(Stored data)
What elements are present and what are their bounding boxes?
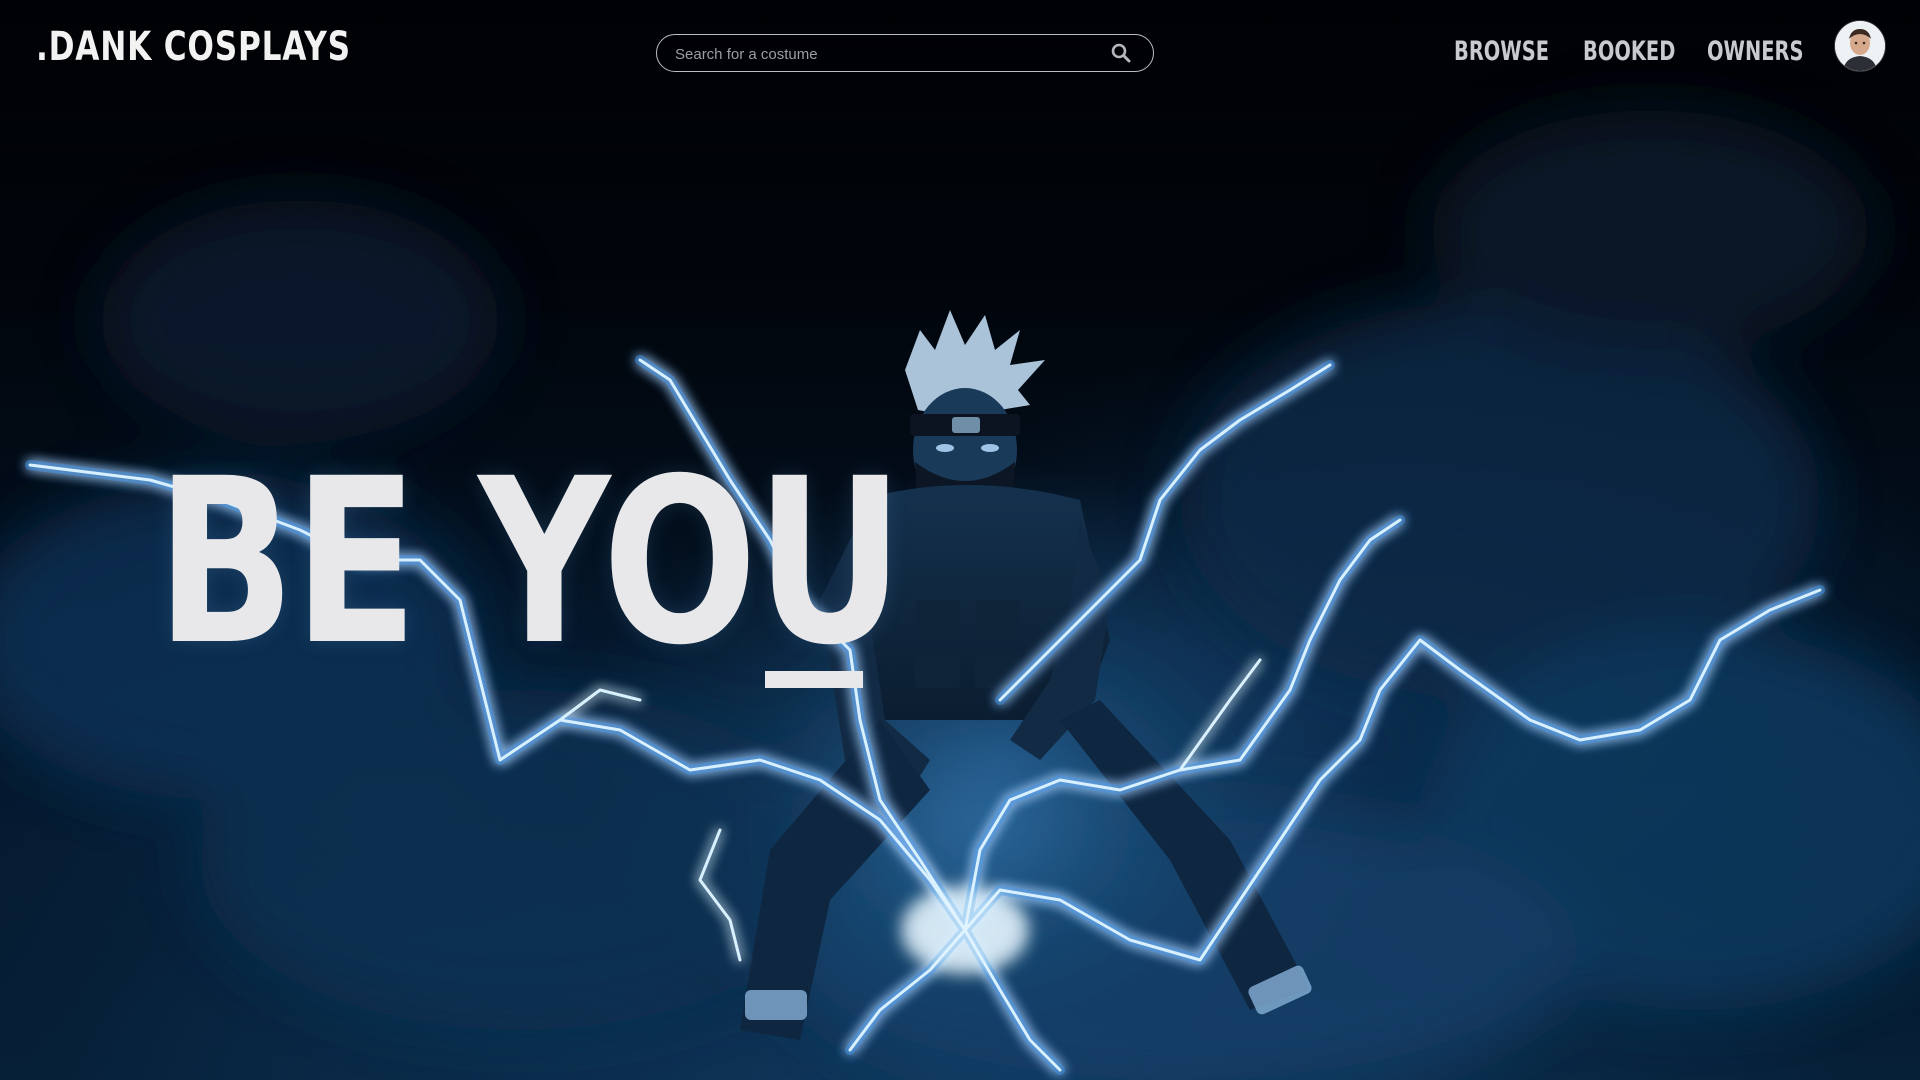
hero-title-cursor [765, 671, 863, 688]
landing-page: .DANK COSPLAYS BROWSE BOOKED OWNERS BE Y… [0, 0, 1920, 1080]
nav-browse[interactable]: BROWSE [1454, 32, 1549, 72]
site-logo[interactable]: .DANK COSPLAYS [36, 24, 351, 70]
avatar-image [1835, 21, 1885, 71]
user-avatar[interactable] [1835, 21, 1885, 71]
search-input[interactable] [673, 35, 1097, 73]
top-navigation-bar: .DANK COSPLAYS BROWSE BOOKED OWNERS [0, 0, 1920, 110]
nav-owners[interactable]: OWNERS [1707, 32, 1803, 72]
search-bar [656, 34, 1154, 73]
hero-title: BE YOU [156, 429, 904, 695]
nav-booked[interactable]: BOOKED [1583, 32, 1675, 72]
search-icon[interactable] [1111, 43, 1131, 63]
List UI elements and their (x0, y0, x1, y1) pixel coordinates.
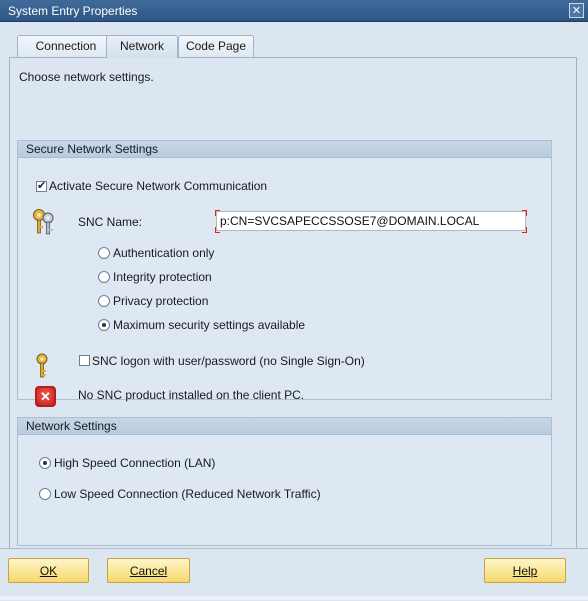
network-tab-panel: Choose network settings. Secure Network … (9, 57, 577, 566)
radio-integrity-protection-label: Integrity protection (113, 270, 212, 284)
radio-privacy-protection[interactable] (98, 295, 110, 307)
radio-high-speed-label: High Speed Connection (LAN) (54, 456, 216, 470)
snc-logon-label: SNC logon with user/password (no Single … (92, 354, 365, 368)
radio-high-speed[interactable] (39, 457, 51, 469)
radio-privacy-protection-label: Privacy protection (113, 294, 209, 308)
secure-network-group: Secure Network Settings ✔ Activate Secur… (17, 140, 552, 407)
radio-integrity-protection[interactable] (98, 271, 110, 283)
window-bottom-edge (0, 596, 588, 600)
key-pair-icon (33, 209, 54, 235)
window-title: System Entry Properties (8, 4, 138, 18)
key-icon (36, 353, 48, 378)
cancel-button[interactable]: Cancel (107, 558, 190, 583)
secure-network-group-title: Secure Network Settings (18, 141, 551, 158)
help-button[interactable]: Help (484, 558, 566, 583)
error-message: No SNC product installed on the client P… (78, 388, 305, 402)
radio-maximum-security[interactable] (98, 319, 110, 331)
tab-network-label: Network (119, 39, 164, 53)
tab-connection-label: Connection (35, 39, 97, 53)
input-corner-marker (522, 227, 527, 233)
snc-name-input[interactable] (216, 211, 526, 231)
intro-text: Choose network settings. (19, 70, 154, 84)
radio-low-speed-label: Low Speed Connection (Reduced Network Tr… (54, 487, 321, 501)
tab-code-page-label: Code Page (185, 39, 247, 53)
close-icon[interactable]: ✕ (569, 3, 584, 18)
tab-connection[interactable]: Connection (17, 35, 115, 57)
checkmark-icon: ✔ (37, 180, 47, 192)
activate-snc-label: Activate Secure Network Communication (49, 179, 268, 193)
error-icon: ✕ (35, 386, 56, 407)
network-settings-group: Network Settings High Speed Connection (… (17, 417, 552, 546)
radio-authentication-only[interactable] (98, 247, 110, 259)
radio-low-speed[interactable] (39, 488, 51, 500)
input-corner-marker (215, 227, 220, 233)
radio-authentication-only-label: Authentication only (113, 246, 215, 260)
snc-name-label: SNC Name: (78, 215, 143, 229)
input-corner-marker (215, 210, 220, 216)
activate-snc-checkbox[interactable]: ✔ (36, 180, 47, 192)
snc-logon-checkbox[interactable] (79, 355, 90, 366)
radio-maximum-security-label: Maximum security settings available (113, 318, 306, 332)
input-corner-marker (522, 210, 527, 216)
dialog-body: Connection Network Code Page Choose netw… (0, 22, 588, 601)
title-bar: System Entry Properties ✕ (0, 0, 588, 22)
ok-button[interactable]: OK (8, 558, 89, 583)
tab-network[interactable]: Network (106, 35, 178, 58)
tab-code-page[interactable]: Code Page (178, 35, 254, 57)
network-settings-group-title: Network Settings (18, 418, 551, 435)
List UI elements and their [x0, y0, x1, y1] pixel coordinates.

## Exercise description
Put the lines above into a JSON list of strings, one string per line, skipping blank lines. Leave out the pictures.

## Exercise answer
[
  "What elements are present and what are their bounding boxes?",
  "hero-title-cursor [765, 671, 863, 688]",
  "landing-page: .DANK COSPLAYS BROWSE BOOKED OWNERS BE Y… [0, 0, 1920, 1080]",
  "nav-browse[interactable]: BROWSE [1454, 32, 1549, 72]",
  "site-logo[interactable]: .DANK COSPLAYS [36, 24, 351, 70]",
  "avatar-image [1835, 21, 1885, 71]",
  "user-avatar[interactable] [1835, 21, 1885, 71]",
  "search-input[interactable] [673, 35, 1097, 73]",
  "top-navigation-bar: .DANK COSPLAYS BROWSE BOOKED OWNERS [0, 0, 1920, 110]",
  "nav-owners[interactable]: OWNERS [1707, 32, 1803, 72]",
  "search-bar [656, 34, 1154, 73]",
  "hero-title: BE YOU [156, 429, 904, 695]",
  "nav-booked[interactable]: BOOKED [1583, 32, 1675, 72]",
  "search-icon[interactable] [1111, 43, 1131, 63]",
  "List UI elements and their (x0, y0, x1, y1) pixel coordinates.",
  "network-tab-panel: Choose network settings. Secure Network … (9, 57, 577, 566)",
  "radio-integrity-protection-label: Integrity protection (113, 270, 212, 284)",
  "radio-privacy-protection[interactable] (98, 295, 110, 307)",
  "radio-high-speed-label: High Speed Connection (LAN) (54, 456, 216, 470)",
  "snc-logon-label: SNC logon with user/password (no Single … (92, 354, 365, 368)",
  "radio-high-speed[interactable] (39, 457, 51, 469)",
  "radio-privacy-protection-label: Privacy protection (113, 294, 209, 308)",
  "secure-network-group: Secure Network Settings ✔ Activate Secur… (17, 140, 552, 407)",
  "radio-integrity-protection[interactable] (98, 271, 110, 283)",
  "window-bottom-edge (0, 596, 588, 600)",
  "key-pair-icon (33, 209, 54, 235)",
  "window-title: System Entry Properties (8, 4, 138, 18)",
  "key-icon (36, 353, 48, 378)",
  "cancel-button[interactable]: Cancel (107, 558, 190, 583)",
  "secure-network-group-title: Secure Network Settings (18, 141, 551, 158)",
  "help-button[interactable]: Help (484, 558, 566, 583)",
  "error-message: No SNC product installed on the client P… (78, 388, 305, 402)",
  "radio-maximum-security[interactable] (98, 319, 110, 331)",
  "tab-network-label: Network (119, 39, 164, 53)",
  "tab-connection-label: Connection (35, 39, 97, 53)",
  "input-corner-marker (522, 227, 527, 233)",
  "snc-name-input[interactable] (216, 211, 526, 231)",
  "intro-text: Choose network settings. (19, 70, 154, 84)",
  "radio-low-speed-label: Low Speed Connection (Reduced Network Tr… (54, 487, 321, 501)",
  "tab-code-page-label: Code Page (185, 39, 247, 53)",
  "close-icon[interactable]: ✕ (569, 3, 584, 18)",
  "tab-connection[interactable]: Connection (17, 35, 115, 57)",
  "checkmark-icon: ✔ (37, 180, 47, 192)",
  "activate-snc-label: Activate Secure Network Communication (49, 179, 268, 193)",
  "error-icon: ✕ (35, 386, 56, 407)",
  "network-settings-group: Network Settings High Speed Connection (… (17, 417, 552, 546)",
  "radio-authentication-only[interactable] (98, 247, 110, 259)",
  "radio-low-speed[interactable] (39, 488, 51, 500)",
  "input-corner-marker (215, 227, 220, 233)",
  "radio-authentication-only-label: Authentication only (113, 246, 215, 260)",
  "snc-name-label: SNC Name: (78, 215, 143, 229)",
  "input-corner-marker (215, 210, 220, 216)",
  "activate-snc-checkbox[interactable]: ✔ (36, 180, 47, 192)",
  "snc-logon-checkbox[interactable] (79, 355, 90, 366)",
  "radio-maximum-security-label: Maximum security settings available (113, 318, 306, 332)",
  "input-corner-marker (522, 210, 527, 216)",
  "dialog-body: Connection Network Code Page Choose netw… (0, 22, 588, 601)",
  "title-bar: System Entry Properties ✕ (0, 0, 588, 22)",
  "ok-button[interactable]: OK (8, 558, 89, 583)",
  "tab-network[interactable]: Network (106, 35, 178, 58)",
  "tab-code-page[interactable]: Code Page (178, 35, 254, 57)",
  "network-settings-group-title: Network Settings (18, 418, 551, 435)",
  "List UI elements and their [x0, y0, x1, y1] pixel coordinates."
]